------ DATA LINES
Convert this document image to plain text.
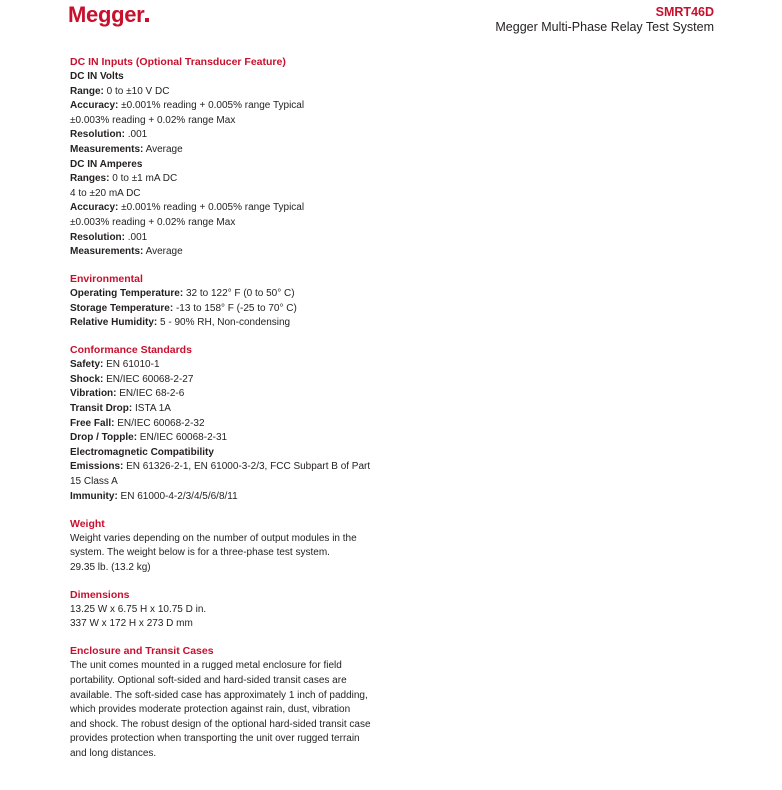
Megger	SMRT46D
Megger Multi-Phase Relay Test System
DC IN Inputs (Optional Transducer Feature)
DC IN Volts
Range: 0 to ±10 V DC
Accuracy: ±0.001% reading + 0.005% range Typical
±0.003% reading + 0.02% range Max
Resolution: .001
Measurements: Average
DC IN Amperes
Ranges: 0 to ±1 mA DC
4 to ±20 mA DC
Accuracy: ±0.001% reading + 0.005% range Typical
±0.003% reading + 0.02% range Max
Resolution: .001
Measurements: Average
Environmental
Operating Temperature: 32 to 122° F (0 to 50° C)
Storage Temperature: -13 to 158° F (-25 to 70° C)
Relative Humidity: 5 - 90% RH, Non-condensing
Conformance Standards
Safety: EN 61010-1
Shock: EN/IEC 60068-2-27
Vibration: EN/IEC 68-2-6
Transit Drop: ISTA 1A
Free Fall: EN/IEC 60068-2-32
Drop / Topple: EN/IEC 60068-2-31
Electromagnetic Compatibility
Emissions: EN 61326-2-1, EN 61000-3-2/3, FCC Subpart B of Part
15 Class A
Immunity: EN 61000-4-2/3/4/5/6/8/11
Weight
Weight varies depending on the number of output modules in the
system. The weight below is for a three-phase test system.
29.35 lb. (13.2 kg)
Dimensions
13.25 W x 6.75 H x 10.75 D in.
337 W x 172 H x 273 D mm
Enclosure and Transit Cases
The unit comes mounted in a rugged metal enclosure for field
portability. Optional soft-sided and hard-sided transit cases are
available. The soft-sided case has approximately 1 inch of padding,
which provides moderate protection against rain, dust, vibration
and shock. The robust design of the optional hard-sided transit case
provides protection when transporting the unit over rugged terrain
and long distances.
------------
Repeat the data exactly, without the pictures.

Convert this document image to plain text.
Megger	SMRT46D
Megger Multi-Phase Relay Test System
DC IN Inputs (Optional Transducer Feature)
DC IN Volts
Range: 0 to ±10 V DC
Accuracy: ±0.001% reading + 0.005% range Typical
±0.003% reading + 0.02% range Max
Resolution: .001
Measurements: Average
DC IN Amperes
Ranges: 0 to ±1 mA DC
4 to ±20 mA DC
Accuracy: ±0.001% reading + 0.005% range Typical
±0.003% reading + 0.02% range Max
Resolution: .001
Measurements: Average
Environmental
Operating Temperature: 32 to 122° F (0 to 50° C)
Storage Temperature: -13 to 158° F (-25 to 70° C)
Relative Humidity: 5 - 90% RH, Non-condensing
Conformance Standards
Safety: EN 61010-1
Shock: EN/IEC 60068-2-27
Vibration: EN/IEC 68-2-6
Transit Drop: ISTA 1A
Free Fall: EN/IEC 60068-2-32
Drop / Topple: EN/IEC 60068-2-31
Electromagnetic Compatibility
Emissions: EN 61326-2-1, EN 61000-3-2/3, FCC Subpart B of Part
15 Class A
Immunity: EN 61000-4-2/3/4/5/6/8/11
Weight
Weight varies depending on the number of output modules in the
system. The weight below is for a three-phase test system.
29.35 lb. (13.2 kg)
Dimensions
13.25 W x 6.75 H x 10.75 D in.
337 W x 172 H x 273 D mm
Enclosure and Transit Cases
The unit comes mounted in a rugged metal enclosure for field
portability. Optional soft-sided and hard-sided transit cases are
available. The soft-sided case has approximately 1 inch of padding,
which provides moderate protection against rain, dust, vibration
and shock. The robust design of the optional hard-sided transit case
provides protection when transporting the unit over rugged terrain
and long distances.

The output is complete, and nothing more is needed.